(Records from a collection of figures)
^^^^^^^^

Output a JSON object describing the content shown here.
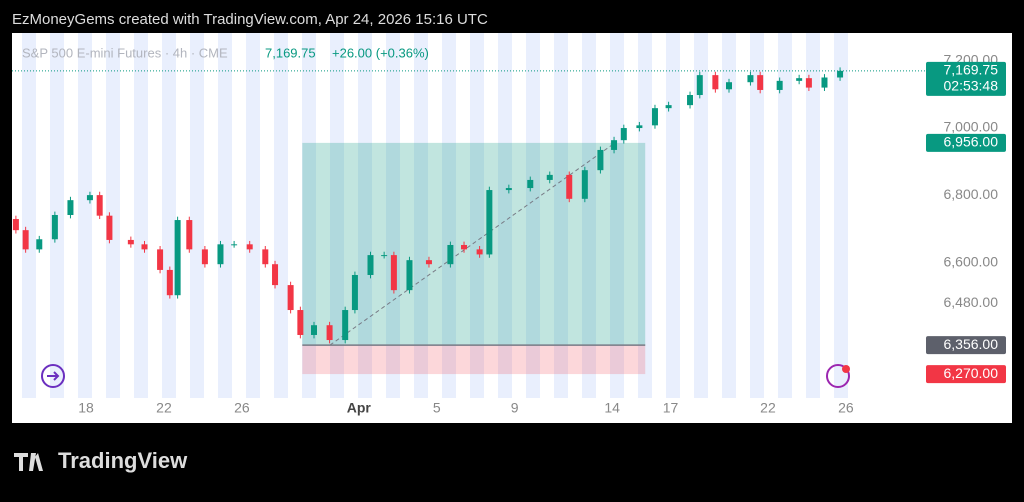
{
  "header": "EzMoneyGems created with TradingView.com, Apr 24, 2026 15:16 UTC",
  "footer": "TradingView",
  "chart_data": {
    "type": "candlestick",
    "symbol": "S&P 500 E-mini Futures · 4h · CME",
    "last": "7,169.75",
    "change": "+26.00 (+0.36%)",
    "up_color": "#089981",
    "down_color": "#f23645",
    "x": [
      14.4,
      14.9,
      15.6,
      16.4,
      17.2,
      18.2,
      18.7,
      19.2,
      20.3,
      21.0,
      21.8,
      22.3,
      22.7,
      23.3,
      24.1,
      24.9,
      25.6,
      26.4,
      27.2,
      27.7,
      28.5,
      29.0,
      29.7,
      30.5,
      31.3,
      31.8,
      32.6,
      33.3,
      33.8,
      34.6,
      35.6,
      36.7,
      37.4,
      38.2,
      38.7,
      39.7,
      40.8,
      41.8,
      42.8,
      43.6,
      44.4,
      45.1,
      45.6,
      46.4,
      47.2,
      47.9,
      49.0,
      49.5,
      50.3,
      51.0,
      52.1,
      52.6,
      53.6,
      54.6,
      55.1,
      55.9,
      56.7
    ],
    "open": [
      6730,
      6697,
      6640,
      6670,
      6742,
      6786,
      6801,
      6740,
      6668,
      6655,
      6640,
      6579,
      6504,
      6727,
      6640,
      6596,
      6655,
      6655,
      6640,
      6596,
      6534,
      6460,
      6386,
      6415,
      6371,
      6460,
      6564,
      6623,
      6623,
      6519,
      6608,
      6596,
      6653,
      6640,
      6625,
      6816,
      6822,
      6846,
      6861,
      6790,
      6875,
      6935,
      6964,
      7000,
      7008,
      7059,
      7068,
      7098,
      7157,
      7115,
      7136,
      7157,
      7113,
      7140,
      7148,
      7120,
      7150
    ],
    "high": [
      6740,
      6707,
      6680,
      6752,
      6796,
      6811,
      6811,
      6750,
      6678,
      6665,
      6650,
      6589,
      6737,
      6737,
      6650,
      6665,
      6665,
      6665,
      6650,
      6606,
      6544,
      6470,
      6425,
      6425,
      6470,
      6574,
      6633,
      6633,
      6633,
      6618,
      6618,
      6663,
      6663,
      6650,
      6826,
      6832,
      6856,
      6871,
      6871,
      6885,
      6945,
      6974,
      7010,
      7018,
      7069,
      7078,
      7108,
      7167,
      7167,
      7146,
      7167,
      7167,
      7150,
      7158,
      7158,
      7160,
      7180
    ],
    "low": [
      6687,
      6630,
      6630,
      6660,
      6732,
      6776,
      6730,
      6658,
      6645,
      6630,
      6569,
      6494,
      6494,
      6630,
      6586,
      6586,
      6645,
      6630,
      6586,
      6524,
      6450,
      6376,
      6376,
      6361,
      6361,
      6450,
      6554,
      6613,
      6509,
      6509,
      6586,
      6586,
      6630,
      6615,
      6615,
      6806,
      6812,
      6836,
      6780,
      6780,
      6865,
      6925,
      6954,
      6990,
      6998,
      7049,
      7058,
      7088,
      7105,
      7105,
      7126,
      7103,
      7103,
      7130,
      7110,
      7110,
      7140
    ],
    "close": [
      6697,
      6640,
      6670,
      6742,
      6786,
      6801,
      6740,
      6668,
      6655,
      6640,
      6579,
      6504,
      6727,
      6640,
      6596,
      6655,
      6655,
      6640,
      6596,
      6534,
      6460,
      6386,
      6415,
      6371,
      6460,
      6564,
      6623,
      6623,
      6519,
      6608,
      6596,
      6653,
      6640,
      6625,
      6816,
      6822,
      6846,
      6861,
      6790,
      6875,
      6935,
      6964,
      7000,
      7008,
      7059,
      7068,
      7098,
      7157,
      7115,
      7136,
      7157,
      7113,
      7140,
      7148,
      7120,
      7150,
      7169.75
    ],
    "xlim": [
      14.2,
      60.7
    ],
    "ylim": [
      6199,
      7282
    ],
    "xticks": [
      18,
      22,
      26,
      {
        "value": 32,
        "label": "Apr"
      },
      {
        "value": 36,
        "label": "5"
      },
      {
        "value": 40,
        "label": "9"
      },
      {
        "value": 45,
        "label": "14"
      },
      {
        "value": 48,
        "label": "17"
      },
      {
        "value": 53,
        "label": "22"
      },
      {
        "value": 57,
        "label": "26"
      }
    ],
    "yticks": [
      {
        "value": 7200,
        "label": "7,200.00"
      },
      {
        "value": 7000,
        "label": "7,000.00"
      },
      {
        "value": 6800,
        "label": "6,800.00"
      },
      {
        "value": 6600,
        "label": "6,600.00"
      },
      {
        "value": 6480,
        "label": "6,480.00"
      }
    ],
    "current_price": {
      "value": 7169.75,
      "label": "7,169.75"
    },
    "countdown": "02:53:48",
    "position": {
      "x_start": 29.1,
      "x_end": 46.7,
      "target": {
        "value": 6956,
        "label": "6,956.00"
      },
      "entry": {
        "value": 6356,
        "label": "6,356.00"
      },
      "stop": {
        "value": 6270,
        "label": "6,270.00"
      }
    }
  }
}
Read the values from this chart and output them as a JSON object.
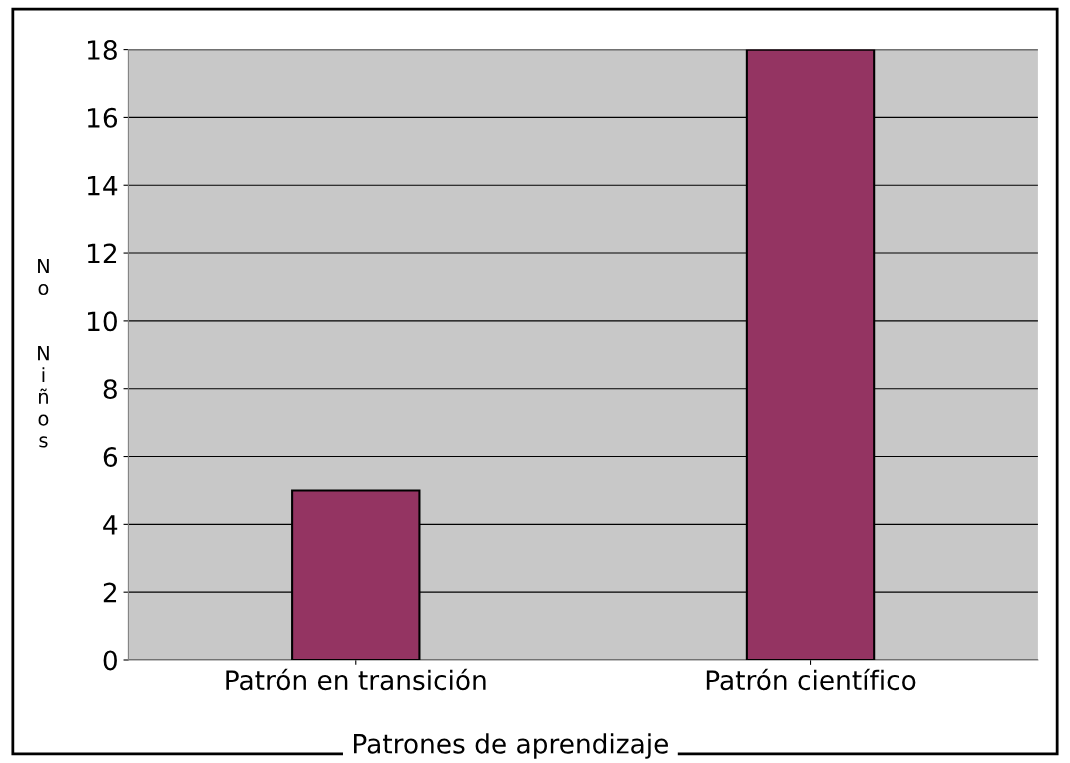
{
  "chart_data": {
    "type": "bar",
    "categories": [
      "Patrón en transición",
      "Patrón científico"
    ],
    "values": [
      5,
      18
    ],
    "color": "#943462",
    "xlabel": "Patrones de aprendizaje",
    "ylabel": "No Niños",
    "ylim": [
      0,
      18
    ],
    "yticks": [
      0,
      2,
      4,
      6,
      8,
      10,
      12,
      14,
      16,
      18
    ],
    "grid": "y",
    "legend": false
  }
}
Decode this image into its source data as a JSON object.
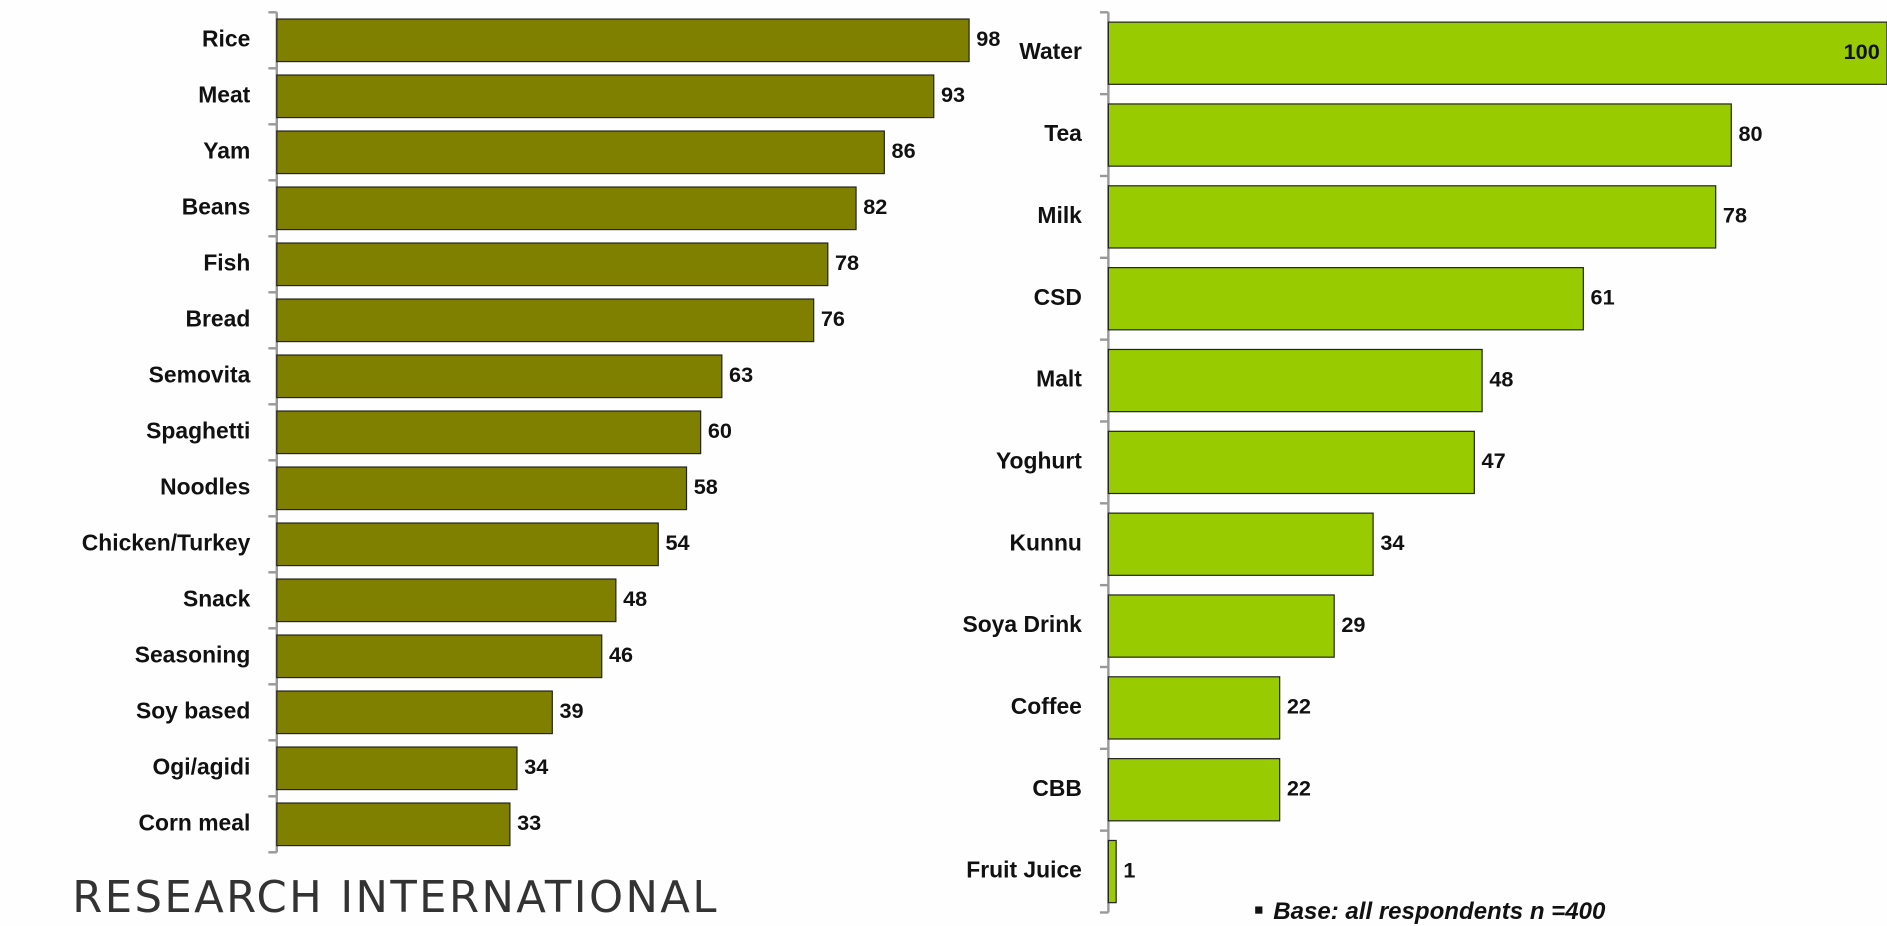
{
  "chart_data": [
    {
      "type": "bar",
      "orientation": "horizontal",
      "color": "#808000",
      "categories": [
        "Rice",
        "Meat",
        "Yam",
        "Beans",
        "Fish",
        "Bread",
        "Semovita",
        "Spaghetti",
        "Noodles",
        "Chicken/Turkey",
        "Snack",
        "Seasoning",
        "Soy based",
        "Ogi/agidi",
        "Corn meal"
      ],
      "values": [
        98,
        93,
        86,
        82,
        78,
        76,
        63,
        60,
        58,
        54,
        48,
        46,
        39,
        34,
        33
      ],
      "xlim": [
        0,
        100
      ]
    },
    {
      "type": "bar",
      "orientation": "horizontal",
      "color": "#99cc00",
      "categories": [
        "Water",
        "Tea",
        "Milk",
        "CSD",
        "Malt",
        "Yoghurt",
        "Kunnu",
        "Soya Drink",
        "Coffee",
        "CBB",
        "Fruit Juice"
      ],
      "values": [
        100,
        80,
        78,
        61,
        48,
        47,
        34,
        29,
        22,
        22,
        1
      ],
      "xlim": [
        0,
        100
      ]
    }
  ],
  "logo": "RESEARCH INTERNATIONAL",
  "note": "Base: all respondents n =400"
}
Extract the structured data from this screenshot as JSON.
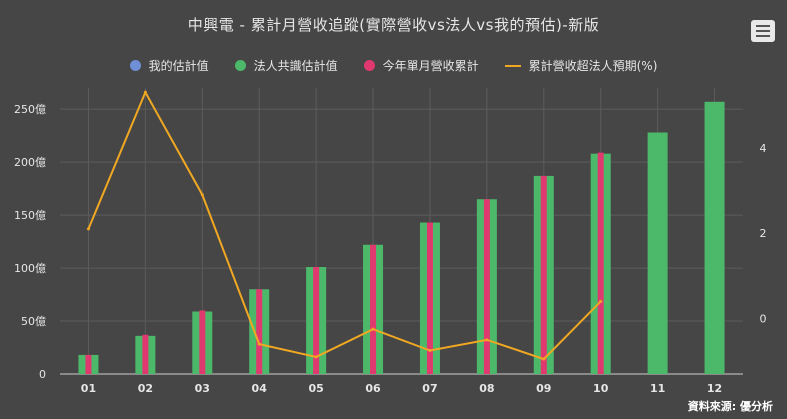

^^^^^^^^

:: Directions for this task ::
Every entry must be reproduced exactly, with the images left out.

:: Solution to the problem ::
Output a JSON object describing the content shown here.
{
  "header": "EzMoneyGems created with TradingView.com, Apr 24, 2026 15:16 UTC",
  "footer": "TradingView",
  "chart_data": {
    "type": "candlestick",
    "symbol": "S&P 500 E-mini Futures · 4h · CME",
    "last": "7,169.75",
    "change": "+26.00 (+0.36%)",
    "up_color": "#089981",
    "down_color": "#f23645",
    "x": [
      14.4,
      14.9,
      15.6,
      16.4,
      17.2,
      18.2,
      18.7,
      19.2,
      20.3,
      21.0,
      21.8,
      22.3,
      22.7,
      23.3,
      24.1,
      24.9,
      25.6,
      26.4,
      27.2,
      27.7,
      28.5,
      29.0,
      29.7,
      30.5,
      31.3,
      31.8,
      32.6,
      33.3,
      33.8,
      34.6,
      35.6,
      36.7,
      37.4,
      38.2,
      38.7,
      39.7,
      40.8,
      41.8,
      42.8,
      43.6,
      44.4,
      45.1,
      45.6,
      46.4,
      47.2,
      47.9,
      49.0,
      49.5,
      50.3,
      51.0,
      52.1,
      52.6,
      53.6,
      54.6,
      55.1,
      55.9,
      56.7
    ],
    "open": [
      6730,
      6697,
      6640,
      6670,
      6742,
      6786,
      6801,
      6740,
      6668,
      6655,
      6640,
      6579,
      6504,
      6727,
      6640,
      6596,
      6655,
      6655,
      6640,
      6596,
      6534,
      6460,
      6386,
      6415,
      6371,
      6460,
      6564,
      6623,
      6623,
      6519,
      6608,
      6596,
      6653,
      6640,
      6625,
      6816,
      6822,
      6846,
      6861,
      6790,
      6875,
      6935,
      6964,
      7000,
      7008,
      7059,
      7068,
      7098,
      7157,
      7115,
      7136,
      7157,
      7113,
      7140,
      7148,
      7120,
      7150
    ],
    "high": [
      6740,
      6707,
      6680,
      6752,
      6796,
      6811,
      6811,
      6750,
      6678,
      6665,
      6650,
      6589,
      6737,
      6737,
      6650,
      6665,
      6665,
      6665,
      6650,
      6606,
      6544,
      6470,
      6425,
      6425,
      6470,
      6574,
      6633,
      6633,
      6633,
      6618,
      6618,
      6663,
      6663,
      6650,
      6826,
      6832,
      6856,
      6871,
      6871,
      6885,
      6945,
      6974,
      7010,
      7018,
      7069,
      7078,
      7108,
      7167,
      7167,
      7146,
      7167,
      7167,
      7150,
      7158,
      7158,
      7160,
      7180
    ],
    "low": [
      6687,
      6630,
      6630,
      6660,
      6732,
      6776,
      6730,
      6658,
      6645,
      6630,
      6569,
      6494,
      6494,
      6630,
      6586,
      6586,
      6645,
      6630,
      6586,
      6524,
      6450,
      6376,
      6376,
      6361,
      6361,
      6450,
      6554,
      6613,
      6509,
      6509,
      6586,
      6586,
      6630,
      6615,
      6615,
      6806,
      6812,
      6836,
      6780,
      6780,
      6865,
      6925,
      6954,
      6990,
      6998,
      7049,
      7058,
      7088,
      7105,
      7105,
      7126,
      7103,
      7103,
      7130,
      7110,
      7110,
      7140
    ],
    "close": [
      6697,
      6640,
      6670,
      6742,
      6786,
      6801,
      6740,
      6668,
      6655,
      6640,
      6579,
      6504,
      6727,
      6640,
      6596,
      6655,
      6655,
      6640,
      6596,
      6534,
      6460,
      6386,
      6415,
      6371,
      6460,
      6564,
      6623,
      6623,
      6519,
      6608,
      6596,
      6653,
      6640,
      6625,
      6816,
      6822,
      6846,
      6861,
      6790,
      6875,
      6935,
      6964,
      7000,
      7008,
      7059,
      7068,
      7098,
      7157,
      7115,
      7136,
      7157,
      7113,
      7140,
      7148,
      7120,
      7150,
      7169.75
    ],
    "xlim": [
      14.2,
      60.7
    ],
    "ylim": [
      6199,
      7282
    ],
    "xticks": [
      18,
      22,
      26,
      {
        "value": 32,
        "label": "Apr"
      },
      {
        "value": 36,
        "label": "5"
      },
      {
        "value": 40,
        "label": "9"
      },
      {
        "value": 45,
        "label": "14"
      },
      {
        "value": 48,
        "label": "17"
      },
      {
        "value": 53,
        "label": "22"
      },
      {
        "value": 57,
        "label": "26"
      }
    ],
    "yticks": [
      {
        "value": 7200,
        "label": "7,200.00"
      },
      {
        "value": 7000,
        "label": "7,000.00"
      },
      {
        "value": 6800,
        "label": "6,800.00"
      },
      {
        "value": 6600,
        "label": "6,600.00"
      },
      {
        "value": 6480,
        "label": "6,480.00"
      }
    ],
    "current_price": {
      "value": 7169.75,
      "label": "7,169.75"
    },
    "countdown": "02:53:48",
    "position": {
      "x_start": 29.1,
      "x_end": 46.7,
      "target": {
        "value": 6956,
        "label": "6,956.00"
      },
      "entry": {
        "value": 6356,
        "label": "6,356.00"
      },
      "stop": {
        "value": 6270,
        "label": "6,270.00"
      }
    }
  }
}
Read the values from this chart and output them as a JSON object.
{
  "chart_data": {
    "type": "bar",
    "categories": [
      "Patrón en transición",
      "Patrón científico"
    ],
    "values": [
      5,
      18
    ],
    "color": "#943462",
    "xlabel": "Patrones de aprendizaje",
    "ylabel": "No Niños",
    "ylim": [
      0,
      18
    ],
    "yticks": [
      0,
      2,
      4,
      6,
      8,
      10,
      12,
      14,
      16,
      18
    ],
    "grid": "y",
    "legend": false
  }
}
Decode this image into its source data as a JSON object.
{
  "chart_data": [
    {
      "type": "bar",
      "orientation": "horizontal",
      "color": "#808000",
      "categories": [
        "Rice",
        "Meat",
        "Yam",
        "Beans",
        "Fish",
        "Bread",
        "Semovita",
        "Spaghetti",
        "Noodles",
        "Chicken/Turkey",
        "Snack",
        "Seasoning",
        "Soy based",
        "Ogi/agidi",
        "Corn meal"
      ],
      "values": [
        98,
        93,
        86,
        82,
        78,
        76,
        63,
        60,
        58,
        54,
        48,
        46,
        39,
        34,
        33
      ],
      "xlim": [
        0,
        100
      ]
    },
    {
      "type": "bar",
      "orientation": "horizontal",
      "color": "#99cc00",
      "categories": [
        "Water",
        "Tea",
        "Milk",
        "CSD",
        "Malt",
        "Yoghurt",
        "Kunnu",
        "Soya Drink",
        "Coffee",
        "CBB",
        "Fruit Juice"
      ],
      "values": [
        100,
        80,
        78,
        61,
        48,
        47,
        34,
        29,
        22,
        22,
        1
      ],
      "xlim": [
        0,
        100
      ]
    }
  ],
  "logo": "RESEARCH INTERNATIONAL",
  "note": "Base: all respondents n =400"
}
Extract the structured data from this screenshot as JSON.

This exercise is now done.